▶ **Your task**:
Extract, exactly as written, all lines of the material below from the line that includes "What's the underlying" through its last line.

==== Given records

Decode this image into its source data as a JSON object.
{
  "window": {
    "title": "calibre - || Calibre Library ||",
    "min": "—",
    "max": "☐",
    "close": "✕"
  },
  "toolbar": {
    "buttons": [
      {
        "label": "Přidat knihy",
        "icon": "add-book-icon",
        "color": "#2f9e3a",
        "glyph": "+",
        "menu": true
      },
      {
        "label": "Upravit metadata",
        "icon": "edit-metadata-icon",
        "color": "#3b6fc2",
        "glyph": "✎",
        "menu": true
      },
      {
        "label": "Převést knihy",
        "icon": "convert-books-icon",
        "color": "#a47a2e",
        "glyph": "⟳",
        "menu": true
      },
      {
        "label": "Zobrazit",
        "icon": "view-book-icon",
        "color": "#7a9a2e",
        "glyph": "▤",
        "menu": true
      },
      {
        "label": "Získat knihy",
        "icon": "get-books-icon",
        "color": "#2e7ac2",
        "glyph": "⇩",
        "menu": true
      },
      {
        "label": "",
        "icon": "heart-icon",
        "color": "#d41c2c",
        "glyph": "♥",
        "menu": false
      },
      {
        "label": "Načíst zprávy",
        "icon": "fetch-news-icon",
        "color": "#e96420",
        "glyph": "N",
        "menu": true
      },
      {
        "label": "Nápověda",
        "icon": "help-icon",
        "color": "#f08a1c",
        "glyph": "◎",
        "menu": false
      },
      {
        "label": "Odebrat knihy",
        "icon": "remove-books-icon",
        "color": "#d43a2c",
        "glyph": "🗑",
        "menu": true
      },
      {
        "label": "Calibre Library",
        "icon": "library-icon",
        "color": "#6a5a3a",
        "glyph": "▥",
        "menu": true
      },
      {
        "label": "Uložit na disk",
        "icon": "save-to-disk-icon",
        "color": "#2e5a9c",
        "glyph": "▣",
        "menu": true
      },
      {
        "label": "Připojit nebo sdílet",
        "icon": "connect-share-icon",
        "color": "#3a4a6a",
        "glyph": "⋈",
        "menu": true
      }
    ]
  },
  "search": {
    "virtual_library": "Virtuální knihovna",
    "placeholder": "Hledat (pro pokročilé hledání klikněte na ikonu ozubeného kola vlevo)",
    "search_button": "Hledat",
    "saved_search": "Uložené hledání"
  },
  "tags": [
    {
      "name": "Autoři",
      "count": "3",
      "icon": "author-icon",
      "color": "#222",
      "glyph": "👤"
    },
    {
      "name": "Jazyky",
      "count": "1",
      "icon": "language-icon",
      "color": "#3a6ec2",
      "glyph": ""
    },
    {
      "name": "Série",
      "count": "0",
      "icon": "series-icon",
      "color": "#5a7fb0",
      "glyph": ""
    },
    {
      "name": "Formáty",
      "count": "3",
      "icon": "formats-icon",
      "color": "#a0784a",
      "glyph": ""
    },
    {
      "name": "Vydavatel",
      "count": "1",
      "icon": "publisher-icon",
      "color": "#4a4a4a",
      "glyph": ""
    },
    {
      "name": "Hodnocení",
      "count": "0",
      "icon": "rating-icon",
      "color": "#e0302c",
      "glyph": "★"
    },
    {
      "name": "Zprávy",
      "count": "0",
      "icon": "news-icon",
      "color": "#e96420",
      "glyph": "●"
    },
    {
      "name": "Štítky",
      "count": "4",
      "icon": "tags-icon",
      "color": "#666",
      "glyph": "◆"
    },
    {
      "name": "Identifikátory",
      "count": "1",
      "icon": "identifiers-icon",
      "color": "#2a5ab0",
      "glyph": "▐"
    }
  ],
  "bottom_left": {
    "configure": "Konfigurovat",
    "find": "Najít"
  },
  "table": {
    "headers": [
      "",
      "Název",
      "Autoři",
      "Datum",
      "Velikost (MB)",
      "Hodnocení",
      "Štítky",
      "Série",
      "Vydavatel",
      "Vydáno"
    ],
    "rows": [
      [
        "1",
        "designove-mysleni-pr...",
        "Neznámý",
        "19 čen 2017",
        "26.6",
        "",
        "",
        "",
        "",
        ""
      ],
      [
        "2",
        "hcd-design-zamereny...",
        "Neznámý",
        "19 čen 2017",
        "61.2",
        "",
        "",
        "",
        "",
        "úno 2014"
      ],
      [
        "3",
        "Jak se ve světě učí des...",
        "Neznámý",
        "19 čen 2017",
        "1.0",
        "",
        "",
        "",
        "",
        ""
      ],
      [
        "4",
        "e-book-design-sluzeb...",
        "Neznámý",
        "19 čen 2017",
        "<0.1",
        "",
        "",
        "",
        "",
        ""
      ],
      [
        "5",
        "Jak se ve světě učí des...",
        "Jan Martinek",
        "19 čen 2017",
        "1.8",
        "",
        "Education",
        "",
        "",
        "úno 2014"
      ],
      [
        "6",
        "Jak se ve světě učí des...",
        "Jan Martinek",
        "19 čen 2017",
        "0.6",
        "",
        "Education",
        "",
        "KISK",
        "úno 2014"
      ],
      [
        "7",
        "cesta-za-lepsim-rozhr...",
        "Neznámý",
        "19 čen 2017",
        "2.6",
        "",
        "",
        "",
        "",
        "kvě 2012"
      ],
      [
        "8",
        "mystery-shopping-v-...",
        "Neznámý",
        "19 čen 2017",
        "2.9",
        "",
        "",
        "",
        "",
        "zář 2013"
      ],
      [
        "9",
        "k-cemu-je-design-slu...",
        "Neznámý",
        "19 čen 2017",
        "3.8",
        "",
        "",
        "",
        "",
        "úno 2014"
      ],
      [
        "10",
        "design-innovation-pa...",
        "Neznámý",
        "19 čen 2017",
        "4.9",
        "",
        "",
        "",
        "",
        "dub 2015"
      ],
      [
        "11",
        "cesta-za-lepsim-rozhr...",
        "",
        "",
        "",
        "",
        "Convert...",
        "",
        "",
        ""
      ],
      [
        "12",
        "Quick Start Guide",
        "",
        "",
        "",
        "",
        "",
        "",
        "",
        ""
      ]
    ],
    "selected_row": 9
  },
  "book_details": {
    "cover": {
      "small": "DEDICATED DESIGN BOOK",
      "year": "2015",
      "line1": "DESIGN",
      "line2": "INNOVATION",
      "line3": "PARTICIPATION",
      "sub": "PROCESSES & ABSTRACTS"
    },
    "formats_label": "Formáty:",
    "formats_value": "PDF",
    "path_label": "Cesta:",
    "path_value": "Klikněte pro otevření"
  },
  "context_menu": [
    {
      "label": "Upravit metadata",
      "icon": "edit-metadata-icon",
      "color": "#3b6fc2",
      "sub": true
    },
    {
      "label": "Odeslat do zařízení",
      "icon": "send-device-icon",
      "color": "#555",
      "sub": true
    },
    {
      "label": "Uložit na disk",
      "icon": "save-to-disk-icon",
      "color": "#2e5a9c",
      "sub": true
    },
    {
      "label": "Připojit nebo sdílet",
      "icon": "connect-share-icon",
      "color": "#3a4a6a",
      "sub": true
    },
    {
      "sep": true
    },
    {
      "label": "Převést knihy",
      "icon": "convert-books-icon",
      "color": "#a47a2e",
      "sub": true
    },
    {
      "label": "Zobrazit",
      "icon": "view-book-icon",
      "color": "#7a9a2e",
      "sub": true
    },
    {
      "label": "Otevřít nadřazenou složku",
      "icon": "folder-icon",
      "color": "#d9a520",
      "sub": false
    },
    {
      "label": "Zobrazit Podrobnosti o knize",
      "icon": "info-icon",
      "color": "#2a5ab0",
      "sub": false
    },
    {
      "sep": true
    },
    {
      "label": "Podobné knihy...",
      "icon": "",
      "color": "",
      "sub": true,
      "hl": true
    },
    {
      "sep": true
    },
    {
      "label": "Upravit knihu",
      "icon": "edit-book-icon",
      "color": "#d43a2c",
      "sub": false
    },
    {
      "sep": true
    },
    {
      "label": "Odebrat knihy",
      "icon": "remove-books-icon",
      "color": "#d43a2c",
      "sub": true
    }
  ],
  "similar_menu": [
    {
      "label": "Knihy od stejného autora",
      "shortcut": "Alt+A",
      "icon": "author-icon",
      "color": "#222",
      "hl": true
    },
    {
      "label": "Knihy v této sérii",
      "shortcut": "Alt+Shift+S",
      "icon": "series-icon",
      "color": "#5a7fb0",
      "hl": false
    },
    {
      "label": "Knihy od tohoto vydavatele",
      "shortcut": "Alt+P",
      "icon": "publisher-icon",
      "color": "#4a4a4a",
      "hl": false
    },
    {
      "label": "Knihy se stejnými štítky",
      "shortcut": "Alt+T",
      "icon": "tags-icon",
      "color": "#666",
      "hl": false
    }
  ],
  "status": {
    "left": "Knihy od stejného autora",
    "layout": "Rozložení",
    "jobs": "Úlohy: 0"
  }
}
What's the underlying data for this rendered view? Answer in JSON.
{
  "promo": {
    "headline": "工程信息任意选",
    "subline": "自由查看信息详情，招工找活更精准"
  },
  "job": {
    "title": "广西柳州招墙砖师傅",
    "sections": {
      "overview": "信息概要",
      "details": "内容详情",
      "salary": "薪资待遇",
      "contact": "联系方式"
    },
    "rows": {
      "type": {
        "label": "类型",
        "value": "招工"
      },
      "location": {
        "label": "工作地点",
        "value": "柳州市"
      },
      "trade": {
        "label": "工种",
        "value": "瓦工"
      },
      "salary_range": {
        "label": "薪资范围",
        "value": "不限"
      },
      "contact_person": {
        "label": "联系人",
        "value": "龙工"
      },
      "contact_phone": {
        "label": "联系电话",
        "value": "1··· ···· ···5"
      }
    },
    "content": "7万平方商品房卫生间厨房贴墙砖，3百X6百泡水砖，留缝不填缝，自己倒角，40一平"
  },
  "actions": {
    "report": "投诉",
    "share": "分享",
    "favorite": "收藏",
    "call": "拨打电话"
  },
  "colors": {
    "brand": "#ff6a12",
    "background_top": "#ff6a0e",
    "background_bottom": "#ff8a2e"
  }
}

========

▶ **Answer to the problem**:
What's the underlying data for this rendered view? Answer in JSON.
{
  "promo": {
    "headline": "工程信息任意选",
    "subline": "自由查看信息详情，招工找活更精准"
  },
  "job": {
    "title": "广西柳州招墙砖师傅",
    "sections": {
      "overview": "信息概要",
      "details": "内容详情",
      "salary": "薪资待遇",
      "contact": "联系方式"
    },
    "rows": {
      "type": {
        "label": "类型",
        "value": "招工"
      },
      "location": {
        "label": "工作地点",
        "value": "柳州市"
      },
      "trade": {
        "label": "工种",
        "value": "瓦工"
      },
      "salary_range": {
        "label": "薪资范围",
        "value": "不限"
      },
      "contact_person": {
        "label": "联系人",
        "value": "龙工"
      },
      "contact_phone": {
        "label": "联系电话",
        "value": "1··· ···· ···5"
      }
    },
    "content": "7万平方商品房卫生间厨房贴墙砖，3百X6百泡水砖，留缝不填缝，自己倒角，40一平"
  },
  "actions": {
    "report": "投诉",
    "share": "分享",
    "favorite": "收藏",
    "call": "拨打电话"
  },
  "colors": {
    "brand": "#ff6a12",
    "background_top": "#ff6a0e",
    "background_bottom": "#ff8a2e"
  }
}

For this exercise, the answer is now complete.